#### [Aim]
Rewrite the data from its start through the line containing "svg-text:17/07: 17/07 [1348,470,1388,487]", with each "svg-text" swapped for "axis-text" and every other character left as it is.

#### [Data supplied]
──────────

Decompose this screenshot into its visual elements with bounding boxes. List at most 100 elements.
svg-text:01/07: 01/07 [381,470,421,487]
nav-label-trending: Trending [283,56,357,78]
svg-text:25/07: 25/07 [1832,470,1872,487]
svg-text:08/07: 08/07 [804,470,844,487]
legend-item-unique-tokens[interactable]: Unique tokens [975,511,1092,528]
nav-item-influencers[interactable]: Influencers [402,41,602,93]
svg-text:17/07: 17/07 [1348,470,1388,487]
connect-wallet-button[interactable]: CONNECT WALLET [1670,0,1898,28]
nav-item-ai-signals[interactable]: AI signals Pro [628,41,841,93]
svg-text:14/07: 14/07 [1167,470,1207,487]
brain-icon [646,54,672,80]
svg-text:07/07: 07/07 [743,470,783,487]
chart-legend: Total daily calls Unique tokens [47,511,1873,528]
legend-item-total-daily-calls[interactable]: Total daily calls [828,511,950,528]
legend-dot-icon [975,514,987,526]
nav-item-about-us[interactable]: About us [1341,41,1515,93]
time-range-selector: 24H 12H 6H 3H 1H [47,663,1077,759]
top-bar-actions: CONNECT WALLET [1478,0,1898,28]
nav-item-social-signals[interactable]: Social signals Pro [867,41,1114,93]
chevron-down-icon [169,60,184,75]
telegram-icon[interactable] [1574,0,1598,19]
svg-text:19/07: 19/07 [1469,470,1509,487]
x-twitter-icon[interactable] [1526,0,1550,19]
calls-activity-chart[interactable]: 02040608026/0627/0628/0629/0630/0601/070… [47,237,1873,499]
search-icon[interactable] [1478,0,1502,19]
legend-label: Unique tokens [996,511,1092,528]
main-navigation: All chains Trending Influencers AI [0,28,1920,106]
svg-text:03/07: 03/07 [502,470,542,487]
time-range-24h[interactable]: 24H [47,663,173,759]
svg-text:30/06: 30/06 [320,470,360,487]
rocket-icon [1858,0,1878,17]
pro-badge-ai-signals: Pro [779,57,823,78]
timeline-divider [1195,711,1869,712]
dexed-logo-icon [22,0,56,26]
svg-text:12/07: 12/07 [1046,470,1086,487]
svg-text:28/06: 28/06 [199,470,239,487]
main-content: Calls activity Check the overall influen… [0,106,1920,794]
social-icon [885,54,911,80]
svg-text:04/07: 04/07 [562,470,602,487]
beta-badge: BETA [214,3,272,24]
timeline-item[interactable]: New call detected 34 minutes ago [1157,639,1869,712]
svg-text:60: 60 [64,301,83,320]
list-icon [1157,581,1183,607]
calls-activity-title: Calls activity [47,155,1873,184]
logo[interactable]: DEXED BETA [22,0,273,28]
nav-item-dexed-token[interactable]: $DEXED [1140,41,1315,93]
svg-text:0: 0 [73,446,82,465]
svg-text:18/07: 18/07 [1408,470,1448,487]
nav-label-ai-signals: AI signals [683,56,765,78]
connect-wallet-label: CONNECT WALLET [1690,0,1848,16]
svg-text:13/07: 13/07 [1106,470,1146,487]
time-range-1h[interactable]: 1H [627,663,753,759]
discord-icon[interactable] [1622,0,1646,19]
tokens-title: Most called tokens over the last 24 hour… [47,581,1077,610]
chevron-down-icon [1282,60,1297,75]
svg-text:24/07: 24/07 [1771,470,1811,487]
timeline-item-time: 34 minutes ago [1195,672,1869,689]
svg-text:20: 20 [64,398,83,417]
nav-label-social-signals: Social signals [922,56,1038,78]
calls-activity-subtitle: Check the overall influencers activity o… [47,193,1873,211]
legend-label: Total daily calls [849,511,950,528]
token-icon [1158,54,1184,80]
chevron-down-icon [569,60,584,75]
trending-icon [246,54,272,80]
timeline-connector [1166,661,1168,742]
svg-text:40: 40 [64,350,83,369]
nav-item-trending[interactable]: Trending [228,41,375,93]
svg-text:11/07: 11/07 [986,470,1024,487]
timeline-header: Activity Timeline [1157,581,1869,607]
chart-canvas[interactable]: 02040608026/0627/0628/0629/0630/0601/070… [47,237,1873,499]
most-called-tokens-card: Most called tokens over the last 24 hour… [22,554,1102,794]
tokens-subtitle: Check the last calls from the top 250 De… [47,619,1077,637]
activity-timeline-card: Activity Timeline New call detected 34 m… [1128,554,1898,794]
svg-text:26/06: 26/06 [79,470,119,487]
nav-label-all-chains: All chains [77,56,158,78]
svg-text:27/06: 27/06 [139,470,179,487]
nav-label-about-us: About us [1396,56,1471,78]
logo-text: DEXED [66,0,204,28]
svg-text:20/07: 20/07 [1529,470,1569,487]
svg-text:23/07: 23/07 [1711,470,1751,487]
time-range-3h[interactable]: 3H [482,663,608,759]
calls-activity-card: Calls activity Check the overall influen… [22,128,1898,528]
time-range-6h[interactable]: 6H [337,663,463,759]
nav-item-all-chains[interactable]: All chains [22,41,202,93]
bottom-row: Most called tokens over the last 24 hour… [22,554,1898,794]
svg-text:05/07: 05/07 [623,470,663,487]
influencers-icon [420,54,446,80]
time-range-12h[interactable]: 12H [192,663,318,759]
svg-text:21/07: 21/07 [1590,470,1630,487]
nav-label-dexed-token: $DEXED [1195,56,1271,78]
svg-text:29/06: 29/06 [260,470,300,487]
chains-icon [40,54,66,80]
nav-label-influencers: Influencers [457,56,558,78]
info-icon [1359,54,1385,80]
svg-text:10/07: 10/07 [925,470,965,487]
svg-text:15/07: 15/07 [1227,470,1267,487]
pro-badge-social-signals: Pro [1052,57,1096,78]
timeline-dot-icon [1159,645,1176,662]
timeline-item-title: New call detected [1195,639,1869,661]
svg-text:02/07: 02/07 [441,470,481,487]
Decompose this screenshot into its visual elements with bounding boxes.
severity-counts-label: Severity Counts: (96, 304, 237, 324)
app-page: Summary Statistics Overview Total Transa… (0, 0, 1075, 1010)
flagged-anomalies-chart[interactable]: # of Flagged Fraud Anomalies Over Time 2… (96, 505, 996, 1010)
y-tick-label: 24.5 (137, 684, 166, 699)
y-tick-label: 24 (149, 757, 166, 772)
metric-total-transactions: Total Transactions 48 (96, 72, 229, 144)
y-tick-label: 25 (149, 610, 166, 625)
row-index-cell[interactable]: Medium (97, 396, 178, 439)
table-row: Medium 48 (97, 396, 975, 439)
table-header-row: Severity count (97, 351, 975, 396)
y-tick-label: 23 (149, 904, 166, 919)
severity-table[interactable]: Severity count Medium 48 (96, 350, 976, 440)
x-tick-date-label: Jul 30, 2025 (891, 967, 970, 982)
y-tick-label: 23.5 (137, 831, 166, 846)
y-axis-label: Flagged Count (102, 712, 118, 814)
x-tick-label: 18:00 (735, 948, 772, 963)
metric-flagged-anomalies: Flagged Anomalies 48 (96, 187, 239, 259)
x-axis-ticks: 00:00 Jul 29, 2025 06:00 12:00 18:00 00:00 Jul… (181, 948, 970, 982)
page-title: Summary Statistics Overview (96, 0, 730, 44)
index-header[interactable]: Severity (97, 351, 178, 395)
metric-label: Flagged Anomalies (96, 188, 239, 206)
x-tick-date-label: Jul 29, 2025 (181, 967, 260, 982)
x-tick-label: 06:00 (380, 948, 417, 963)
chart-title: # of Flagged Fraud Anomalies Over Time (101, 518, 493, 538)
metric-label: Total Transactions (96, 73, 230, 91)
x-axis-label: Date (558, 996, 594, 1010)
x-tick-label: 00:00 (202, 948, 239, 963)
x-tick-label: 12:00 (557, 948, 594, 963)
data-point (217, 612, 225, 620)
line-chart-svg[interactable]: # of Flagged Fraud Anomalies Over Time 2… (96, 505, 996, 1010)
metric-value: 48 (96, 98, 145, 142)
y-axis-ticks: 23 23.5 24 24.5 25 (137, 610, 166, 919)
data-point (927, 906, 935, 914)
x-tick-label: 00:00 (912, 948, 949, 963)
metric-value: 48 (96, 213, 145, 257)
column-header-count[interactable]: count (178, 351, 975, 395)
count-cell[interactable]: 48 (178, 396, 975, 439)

──────────

#### [Task output]
Decompose this screenshot into its visual elements with bounding boxes. List at most 100 elements.
axis-text:01/07: 01/07 [381,470,421,487]
nav-label-trending: Trending [283,56,357,78]
axis-text:25/07: 25/07 [1832,470,1872,487]
axis-text:08/07: 08/07 [804,470,844,487]
legend-item-unique-tokens[interactable]: Unique tokens [975,511,1092,528]
nav-item-influencers[interactable]: Influencers [402,41,602,93]
axis-text:17/07: 17/07 [1348,470,1388,487]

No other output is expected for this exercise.